• _Problem statement_: Give the listing below again in full, exactly as written.

• _Given data_:
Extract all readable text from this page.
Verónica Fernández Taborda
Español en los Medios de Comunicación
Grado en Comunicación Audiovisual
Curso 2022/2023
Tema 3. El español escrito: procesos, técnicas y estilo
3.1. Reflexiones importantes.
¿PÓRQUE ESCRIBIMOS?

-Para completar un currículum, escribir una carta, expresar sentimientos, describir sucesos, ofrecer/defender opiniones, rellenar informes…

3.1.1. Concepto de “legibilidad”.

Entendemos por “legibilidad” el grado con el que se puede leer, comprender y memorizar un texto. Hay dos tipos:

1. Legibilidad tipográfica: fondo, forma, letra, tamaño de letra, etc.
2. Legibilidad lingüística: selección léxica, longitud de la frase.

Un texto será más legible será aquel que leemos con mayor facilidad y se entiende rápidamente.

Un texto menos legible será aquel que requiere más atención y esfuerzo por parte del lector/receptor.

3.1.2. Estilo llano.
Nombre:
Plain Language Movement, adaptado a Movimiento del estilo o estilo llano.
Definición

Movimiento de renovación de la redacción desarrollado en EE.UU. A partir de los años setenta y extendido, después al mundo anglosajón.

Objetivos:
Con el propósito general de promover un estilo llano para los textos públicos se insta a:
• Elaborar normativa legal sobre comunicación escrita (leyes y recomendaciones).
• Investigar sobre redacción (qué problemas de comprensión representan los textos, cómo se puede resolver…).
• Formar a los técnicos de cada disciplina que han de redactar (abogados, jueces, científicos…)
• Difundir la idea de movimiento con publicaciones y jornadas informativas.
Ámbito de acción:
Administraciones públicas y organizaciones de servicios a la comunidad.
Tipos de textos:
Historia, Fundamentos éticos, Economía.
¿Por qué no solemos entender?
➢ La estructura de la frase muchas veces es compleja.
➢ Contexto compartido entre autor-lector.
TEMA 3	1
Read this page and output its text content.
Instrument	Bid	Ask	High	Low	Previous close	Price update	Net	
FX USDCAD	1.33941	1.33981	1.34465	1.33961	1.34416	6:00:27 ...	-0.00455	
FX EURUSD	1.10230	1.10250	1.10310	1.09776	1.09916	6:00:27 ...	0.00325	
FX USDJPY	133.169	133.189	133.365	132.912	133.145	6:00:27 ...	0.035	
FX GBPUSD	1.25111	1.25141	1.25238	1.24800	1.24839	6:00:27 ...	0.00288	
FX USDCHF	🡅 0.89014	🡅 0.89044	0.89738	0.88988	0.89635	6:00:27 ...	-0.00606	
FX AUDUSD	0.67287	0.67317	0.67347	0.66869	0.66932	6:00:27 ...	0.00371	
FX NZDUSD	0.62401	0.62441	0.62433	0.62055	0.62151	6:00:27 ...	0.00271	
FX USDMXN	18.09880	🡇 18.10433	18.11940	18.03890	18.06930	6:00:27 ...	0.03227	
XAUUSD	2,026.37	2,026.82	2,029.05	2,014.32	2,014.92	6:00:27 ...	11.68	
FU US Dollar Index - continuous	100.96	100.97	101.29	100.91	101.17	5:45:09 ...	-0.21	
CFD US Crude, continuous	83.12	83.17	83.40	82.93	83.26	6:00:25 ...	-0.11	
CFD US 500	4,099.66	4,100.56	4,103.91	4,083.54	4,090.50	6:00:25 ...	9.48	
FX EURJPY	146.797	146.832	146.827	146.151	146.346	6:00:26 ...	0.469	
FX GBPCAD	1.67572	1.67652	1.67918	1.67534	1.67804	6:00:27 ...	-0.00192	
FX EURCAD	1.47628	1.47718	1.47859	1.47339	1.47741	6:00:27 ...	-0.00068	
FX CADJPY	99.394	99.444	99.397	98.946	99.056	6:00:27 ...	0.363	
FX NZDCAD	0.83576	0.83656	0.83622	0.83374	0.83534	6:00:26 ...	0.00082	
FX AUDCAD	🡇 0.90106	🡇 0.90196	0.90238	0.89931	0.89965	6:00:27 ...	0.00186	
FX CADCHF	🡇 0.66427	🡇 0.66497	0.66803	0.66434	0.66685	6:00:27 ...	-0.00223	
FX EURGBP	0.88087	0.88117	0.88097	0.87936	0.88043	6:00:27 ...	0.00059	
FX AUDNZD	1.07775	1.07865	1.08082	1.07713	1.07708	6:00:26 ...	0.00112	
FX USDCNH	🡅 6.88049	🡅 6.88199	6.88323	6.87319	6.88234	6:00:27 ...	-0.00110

• _Solution to this task_:
Extract all readable text from this page.
Verónica Fernández Taborda
Español en los Medios de Comunicación
Grado en Comunicación Audiovisual
Curso 2022/2023
Tema 3. El español escrito: procesos, técnicas y estilo
3.1. Reflexiones importantes.
¿PÓRQUE ESCRIBIMOS?

-Para completar un currículum, escribir una carta, expresar sentimientos, describir sucesos, ofrecer/defender opiniones, rellenar informes…

3.1.1. Concepto de “legibilidad”.

Entendemos por “legibilidad” el grado con el que se puede leer, comprender y memorizar un texto. Hay dos tipos:

1. Legibilidad tipográfica: fondo, forma, letra, tamaño de letra, etc.
2. Legibilidad lingüística: selección léxica, longitud de la frase.

Un texto será más legible será aquel que leemos con mayor facilidad y se entiende rápidamente.

Un texto menos legible será aquel que requiere más atención y esfuerzo por parte del lector/receptor.

3.1.2. Estilo llano.
Nombre:
Plain Language Movement, adaptado a Movimiento del estilo o estilo llano.
Definición

Movimiento de renovación de la redacción desarrollado en EE.UU. A partir de los años setenta y extendido, después al mundo anglosajón.

Objetivos:
Con el propósito general de promover un estilo llano para los textos públicos se insta a:
• Elaborar normativa legal sobre comunicación escrita (leyes y recomendaciones).
• Investigar sobre redacción (qué problemas de comprensión representan los textos, cómo se puede resolver…).
• Formar a los técnicos de cada disciplina que han de redactar (abogados, jueces, científicos…)
• Difundir la idea de movimiento con publicaciones y jornadas informativas.
Ámbito de acción:
Administraciones públicas y organizaciones de servicios a la comunidad.
Tipos de textos:
Historia, Fundamentos éticos, Economía.
¿Por qué no solemos entender?
➢ La estructura de la frase muchas veces es compleja.
➢ Contexto compartido entre autor-lector.
TEMA 3	1
Read this page and output its text content.
Instrument	Bid	Ask	High	Low	Previous close	Price update	Net	
FX USDCAD	1.33941	1.33981	1.34465	1.33961	1.34416	6:00:27 ...	-0.00455	
FX EURUSD	1.10230	1.10250	1.10310	1.09776	1.09916	6:00:27 ...	0.00325	
FX USDJPY	133.169	133.189	133.365	132.912	133.145	6:00:27 ...	0.035	
FX GBPUSD	1.25111	1.25141	1.25238	1.24800	1.24839	6:00:27 ...	0.00288	
FX USDCHF	🡅 0.89014	🡅 0.89044	0.89738	0.88988	0.89635	6:00:27 ...	-0.00606	
FX AUDUSD	0.67287	0.67317	0.67347	0.66869	0.66932	6:00:27 ...	0.00371	
FX NZDUSD	0.62401	0.62441	0.62433	0.62055	0.62151	6:00:27 ...	0.00271	
FX USDMXN	18.09880	🡇 18.10433	18.11940	18.03890	18.06930	6:00:27 ...	0.03227	
XAUUSD	2,026.37	2,026.82	2,029.05	2,014.32	2,014.92	6:00:27 ...	11.68	
FU US Dollar Index - continuous	100.96	100.97	101.29	100.91	101.17	5:45:09 ...	-0.21	
CFD US Crude, continuous	83.12	83.17	83.40	82.93	83.26	6:00:25 ...	-0.11	
CFD US 500	4,099.66	4,100.56	4,103.91	4,083.54	4,090.50	6:00:25 ...	9.48	
FX EURJPY	146.797	146.832	146.827	146.151	146.346	6:00:26 ...	0.469	
FX GBPCAD	1.67572	1.67652	1.67918	1.67534	1.67804	6:00:27 ...	-0.00192	
FX EURCAD	1.47628	1.47718	1.47859	1.47339	1.47741	6:00:27 ...	-0.00068	
FX CADJPY	99.394	99.444	99.397	98.946	99.056	6:00:27 ...	0.363	
FX NZDCAD	0.83576	0.83656	0.83622	0.83374	0.83534	6:00:26 ...	0.00082	
FX AUDCAD	🡇 0.90106	🡇 0.90196	0.90238	0.89931	0.89965	6:00:27 ...	0.00186	
FX CADCHF	🡇 0.66427	🡇 0.66497	0.66803	0.66434	0.66685	6:00:27 ...	-0.00223	
FX EURGBP	0.88087	0.88117	0.88097	0.87936	0.88043	6:00:27 ...	0.00059	
FX AUDNZD	1.07775	1.07865	1.08082	1.07713	1.07708	6:00:26 ...	0.00112	
FX USDCNH	🡅 6.88049	🡅 6.88199	6.88323	6.87319	6.88234	6:00:27 ...	-0.00110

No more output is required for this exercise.